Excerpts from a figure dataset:
■ ■ ■ ■ ■ ■ ■

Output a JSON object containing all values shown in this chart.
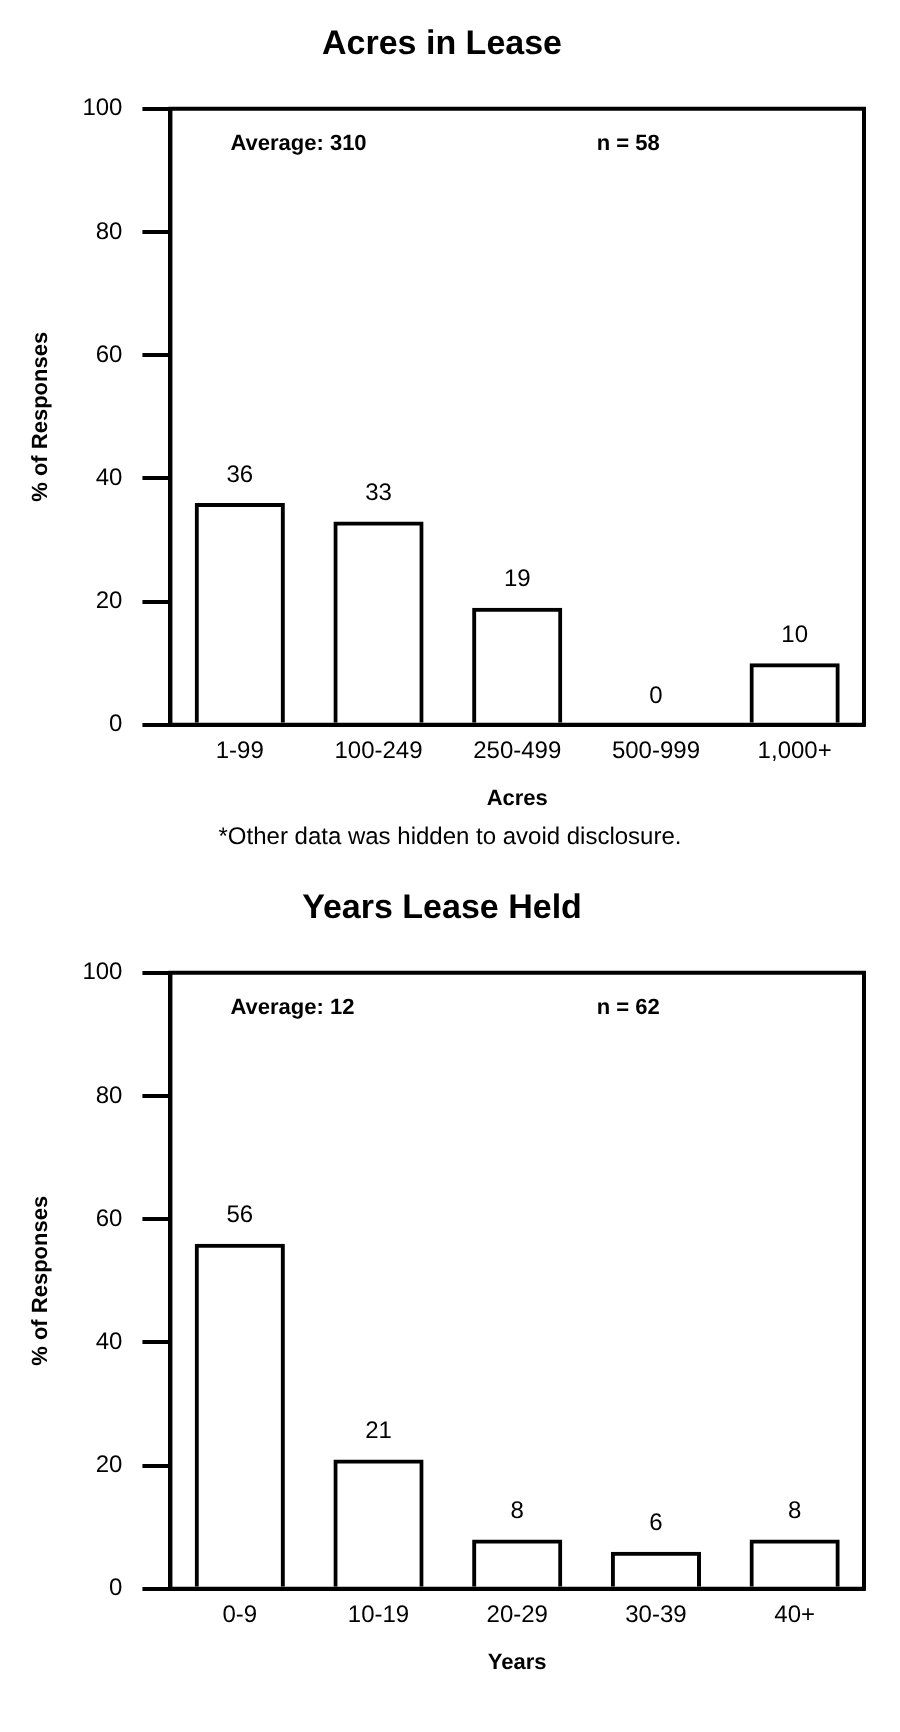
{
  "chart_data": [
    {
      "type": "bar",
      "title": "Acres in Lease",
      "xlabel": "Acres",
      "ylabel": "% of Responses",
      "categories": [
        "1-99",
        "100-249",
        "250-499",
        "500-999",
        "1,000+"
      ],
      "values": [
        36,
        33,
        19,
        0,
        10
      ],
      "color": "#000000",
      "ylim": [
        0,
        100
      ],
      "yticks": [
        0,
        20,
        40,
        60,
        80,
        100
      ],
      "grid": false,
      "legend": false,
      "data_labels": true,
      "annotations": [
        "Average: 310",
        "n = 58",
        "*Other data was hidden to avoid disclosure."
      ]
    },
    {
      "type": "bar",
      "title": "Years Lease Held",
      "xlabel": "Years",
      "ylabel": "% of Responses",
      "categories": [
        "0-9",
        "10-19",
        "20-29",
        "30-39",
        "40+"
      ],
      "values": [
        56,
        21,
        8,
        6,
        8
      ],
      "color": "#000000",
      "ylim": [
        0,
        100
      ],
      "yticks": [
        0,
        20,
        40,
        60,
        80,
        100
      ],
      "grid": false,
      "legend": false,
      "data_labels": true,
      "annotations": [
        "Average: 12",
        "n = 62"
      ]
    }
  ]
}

■ ■ ■ ■ ■ ■ ■

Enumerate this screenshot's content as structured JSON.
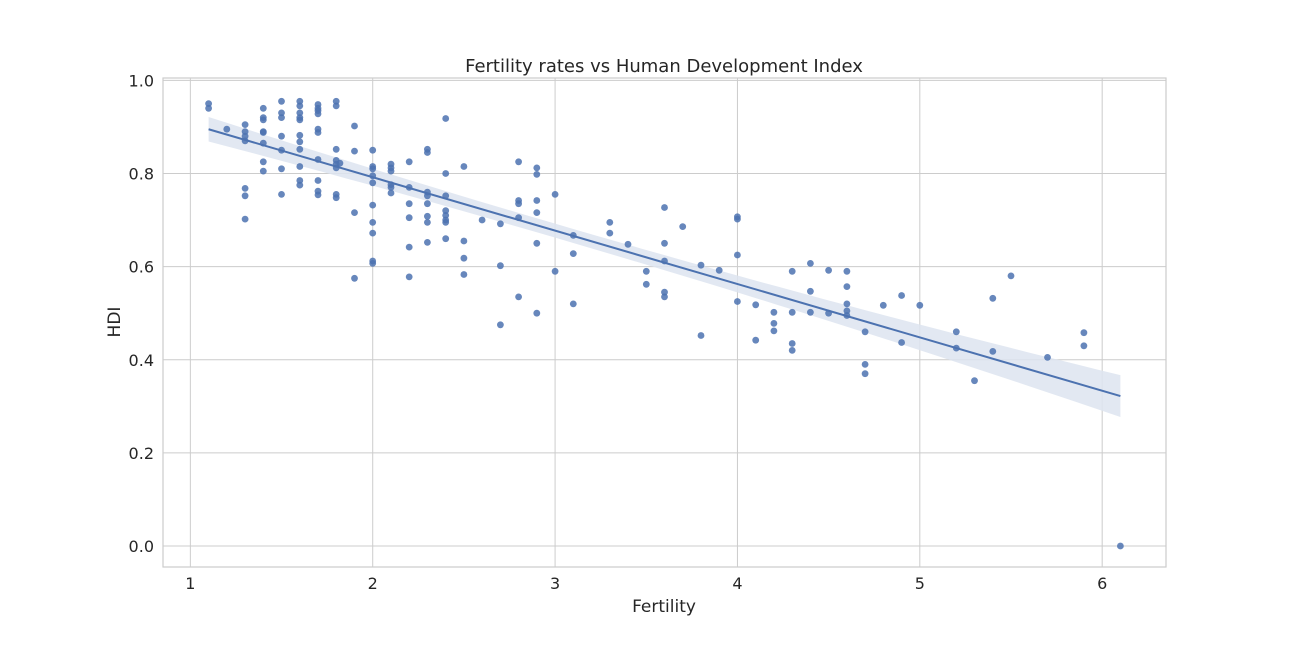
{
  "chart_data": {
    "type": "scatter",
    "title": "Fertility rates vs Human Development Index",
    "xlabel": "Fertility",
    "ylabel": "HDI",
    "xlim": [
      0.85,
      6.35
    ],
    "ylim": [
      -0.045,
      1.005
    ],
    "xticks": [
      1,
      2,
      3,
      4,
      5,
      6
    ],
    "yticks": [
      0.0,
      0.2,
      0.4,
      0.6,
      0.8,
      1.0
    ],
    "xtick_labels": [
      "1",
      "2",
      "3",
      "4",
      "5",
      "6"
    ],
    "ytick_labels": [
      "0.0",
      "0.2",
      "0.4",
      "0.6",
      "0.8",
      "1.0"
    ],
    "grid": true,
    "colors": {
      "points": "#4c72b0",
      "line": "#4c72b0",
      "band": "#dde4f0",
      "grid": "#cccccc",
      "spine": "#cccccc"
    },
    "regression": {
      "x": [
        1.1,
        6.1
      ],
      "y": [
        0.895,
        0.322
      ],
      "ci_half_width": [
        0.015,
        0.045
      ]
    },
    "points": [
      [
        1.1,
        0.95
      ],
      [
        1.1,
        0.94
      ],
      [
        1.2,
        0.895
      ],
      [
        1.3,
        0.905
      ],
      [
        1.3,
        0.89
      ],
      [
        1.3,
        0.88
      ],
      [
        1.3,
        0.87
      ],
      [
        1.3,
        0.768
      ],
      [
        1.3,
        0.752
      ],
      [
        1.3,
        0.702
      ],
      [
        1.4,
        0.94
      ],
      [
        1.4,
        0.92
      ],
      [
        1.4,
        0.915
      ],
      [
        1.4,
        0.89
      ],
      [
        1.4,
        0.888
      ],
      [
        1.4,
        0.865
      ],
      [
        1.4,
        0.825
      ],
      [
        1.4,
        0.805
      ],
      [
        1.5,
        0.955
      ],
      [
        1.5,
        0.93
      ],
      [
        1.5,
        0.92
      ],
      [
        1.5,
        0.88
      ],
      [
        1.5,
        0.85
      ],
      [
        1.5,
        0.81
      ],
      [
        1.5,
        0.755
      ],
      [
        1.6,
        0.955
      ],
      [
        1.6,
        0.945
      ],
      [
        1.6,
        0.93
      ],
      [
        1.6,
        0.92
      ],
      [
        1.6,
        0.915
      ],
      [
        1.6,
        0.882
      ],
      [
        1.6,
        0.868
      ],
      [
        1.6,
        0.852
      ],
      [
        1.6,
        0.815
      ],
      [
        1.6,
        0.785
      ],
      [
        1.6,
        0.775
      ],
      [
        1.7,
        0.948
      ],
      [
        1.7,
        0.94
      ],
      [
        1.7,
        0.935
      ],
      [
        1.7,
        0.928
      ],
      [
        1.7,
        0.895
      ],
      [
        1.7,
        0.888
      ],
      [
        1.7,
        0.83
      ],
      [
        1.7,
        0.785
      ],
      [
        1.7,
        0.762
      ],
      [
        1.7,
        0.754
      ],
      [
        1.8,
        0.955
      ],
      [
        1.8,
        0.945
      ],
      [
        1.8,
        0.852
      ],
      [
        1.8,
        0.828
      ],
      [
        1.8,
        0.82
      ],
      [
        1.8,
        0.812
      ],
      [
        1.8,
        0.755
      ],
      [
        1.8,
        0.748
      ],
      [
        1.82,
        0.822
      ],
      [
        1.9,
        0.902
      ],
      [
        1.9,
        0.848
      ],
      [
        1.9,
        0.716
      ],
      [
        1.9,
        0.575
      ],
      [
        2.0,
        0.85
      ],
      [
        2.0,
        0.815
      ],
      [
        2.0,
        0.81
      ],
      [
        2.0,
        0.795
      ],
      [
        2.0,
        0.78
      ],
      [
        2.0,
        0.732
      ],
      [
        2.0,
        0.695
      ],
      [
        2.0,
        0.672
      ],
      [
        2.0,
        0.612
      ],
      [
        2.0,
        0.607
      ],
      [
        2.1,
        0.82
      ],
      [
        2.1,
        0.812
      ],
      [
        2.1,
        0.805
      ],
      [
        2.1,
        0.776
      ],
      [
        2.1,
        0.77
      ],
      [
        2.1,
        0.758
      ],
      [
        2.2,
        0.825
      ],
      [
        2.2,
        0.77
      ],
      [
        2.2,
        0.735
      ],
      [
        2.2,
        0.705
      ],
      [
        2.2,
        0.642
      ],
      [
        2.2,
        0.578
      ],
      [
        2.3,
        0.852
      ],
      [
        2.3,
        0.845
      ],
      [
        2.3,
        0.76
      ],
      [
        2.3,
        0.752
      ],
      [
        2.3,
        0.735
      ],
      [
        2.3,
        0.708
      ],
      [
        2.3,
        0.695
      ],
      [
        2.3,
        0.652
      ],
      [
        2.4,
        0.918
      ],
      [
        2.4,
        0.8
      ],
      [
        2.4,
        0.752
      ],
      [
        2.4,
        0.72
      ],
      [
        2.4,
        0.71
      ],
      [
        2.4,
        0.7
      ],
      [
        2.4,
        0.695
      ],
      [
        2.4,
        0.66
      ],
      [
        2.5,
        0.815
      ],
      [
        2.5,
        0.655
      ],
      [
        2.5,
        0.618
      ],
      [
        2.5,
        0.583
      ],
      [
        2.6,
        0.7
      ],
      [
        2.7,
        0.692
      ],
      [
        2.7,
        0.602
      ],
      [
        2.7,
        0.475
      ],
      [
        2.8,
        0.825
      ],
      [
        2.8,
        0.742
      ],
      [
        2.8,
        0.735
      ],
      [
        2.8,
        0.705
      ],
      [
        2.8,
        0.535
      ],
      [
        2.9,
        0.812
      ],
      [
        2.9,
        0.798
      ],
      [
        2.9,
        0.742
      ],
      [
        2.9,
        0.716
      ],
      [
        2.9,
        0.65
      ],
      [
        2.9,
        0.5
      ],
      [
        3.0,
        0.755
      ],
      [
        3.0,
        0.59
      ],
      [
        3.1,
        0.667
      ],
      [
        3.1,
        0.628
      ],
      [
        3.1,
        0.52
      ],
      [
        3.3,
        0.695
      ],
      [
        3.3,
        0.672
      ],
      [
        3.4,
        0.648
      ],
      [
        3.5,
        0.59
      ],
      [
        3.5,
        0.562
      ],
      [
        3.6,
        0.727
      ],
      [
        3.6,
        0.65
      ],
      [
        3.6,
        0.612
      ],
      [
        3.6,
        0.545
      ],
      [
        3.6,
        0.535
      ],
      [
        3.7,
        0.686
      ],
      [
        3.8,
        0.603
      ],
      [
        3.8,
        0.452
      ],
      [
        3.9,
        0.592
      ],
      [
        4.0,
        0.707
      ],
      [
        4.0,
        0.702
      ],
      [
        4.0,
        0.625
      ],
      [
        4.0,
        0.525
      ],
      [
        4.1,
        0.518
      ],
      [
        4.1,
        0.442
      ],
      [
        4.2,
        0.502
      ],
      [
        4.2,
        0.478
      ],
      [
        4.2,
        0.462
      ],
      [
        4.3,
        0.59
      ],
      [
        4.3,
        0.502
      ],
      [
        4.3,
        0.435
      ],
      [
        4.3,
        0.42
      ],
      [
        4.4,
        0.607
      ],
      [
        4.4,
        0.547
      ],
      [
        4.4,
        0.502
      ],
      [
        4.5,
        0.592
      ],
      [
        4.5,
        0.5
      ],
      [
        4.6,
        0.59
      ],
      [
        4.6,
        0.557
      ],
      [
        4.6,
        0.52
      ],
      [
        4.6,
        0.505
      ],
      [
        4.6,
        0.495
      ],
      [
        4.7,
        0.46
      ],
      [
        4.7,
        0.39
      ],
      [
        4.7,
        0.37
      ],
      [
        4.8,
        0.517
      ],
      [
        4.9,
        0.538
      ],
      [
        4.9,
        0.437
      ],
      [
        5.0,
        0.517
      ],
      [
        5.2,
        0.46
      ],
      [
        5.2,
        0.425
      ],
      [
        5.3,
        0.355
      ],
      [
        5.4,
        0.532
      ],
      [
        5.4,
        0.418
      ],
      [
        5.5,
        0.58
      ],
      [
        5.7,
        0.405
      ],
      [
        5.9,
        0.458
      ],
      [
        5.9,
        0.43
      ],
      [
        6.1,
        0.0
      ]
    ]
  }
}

■ ■ ■ ■ ■ ■ ■

Each line in the data that holds the string "Years" should be found and copied.

◆ **Final result**:
      "title": "Years Lease Held",
      "xlabel": "Years",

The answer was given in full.